Data entries:
━━━━

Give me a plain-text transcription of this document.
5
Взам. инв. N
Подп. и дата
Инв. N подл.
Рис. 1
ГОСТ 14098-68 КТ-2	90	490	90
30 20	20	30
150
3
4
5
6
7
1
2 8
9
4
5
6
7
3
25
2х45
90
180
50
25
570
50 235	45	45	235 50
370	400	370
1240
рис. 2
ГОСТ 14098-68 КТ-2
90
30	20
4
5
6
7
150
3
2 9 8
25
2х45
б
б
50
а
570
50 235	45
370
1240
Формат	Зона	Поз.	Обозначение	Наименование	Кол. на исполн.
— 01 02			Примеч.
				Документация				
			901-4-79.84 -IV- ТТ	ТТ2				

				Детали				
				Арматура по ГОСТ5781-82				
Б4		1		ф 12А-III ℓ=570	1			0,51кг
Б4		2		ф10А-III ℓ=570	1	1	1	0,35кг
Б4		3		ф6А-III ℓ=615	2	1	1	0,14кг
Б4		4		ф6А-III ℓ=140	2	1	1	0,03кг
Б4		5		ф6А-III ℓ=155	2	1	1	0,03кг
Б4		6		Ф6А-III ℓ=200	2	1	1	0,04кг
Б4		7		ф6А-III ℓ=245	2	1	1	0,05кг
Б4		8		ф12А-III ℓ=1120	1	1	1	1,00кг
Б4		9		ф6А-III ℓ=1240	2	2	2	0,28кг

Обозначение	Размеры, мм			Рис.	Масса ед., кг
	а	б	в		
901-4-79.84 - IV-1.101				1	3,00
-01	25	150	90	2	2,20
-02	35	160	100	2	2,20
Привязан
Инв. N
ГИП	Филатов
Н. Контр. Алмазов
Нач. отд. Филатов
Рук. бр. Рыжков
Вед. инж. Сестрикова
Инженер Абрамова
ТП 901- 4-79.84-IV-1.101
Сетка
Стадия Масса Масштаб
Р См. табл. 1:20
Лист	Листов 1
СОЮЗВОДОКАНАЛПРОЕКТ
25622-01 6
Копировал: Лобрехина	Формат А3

━━━━

- _DIRECTION_
Go through the records and pull out each line that includes the word "Масса".

- _RESULT FOR THIS EXERCISE_
Обозначение	Размеры, мм			Рис.	Масса ед., кг
Стадия Масса Масштаб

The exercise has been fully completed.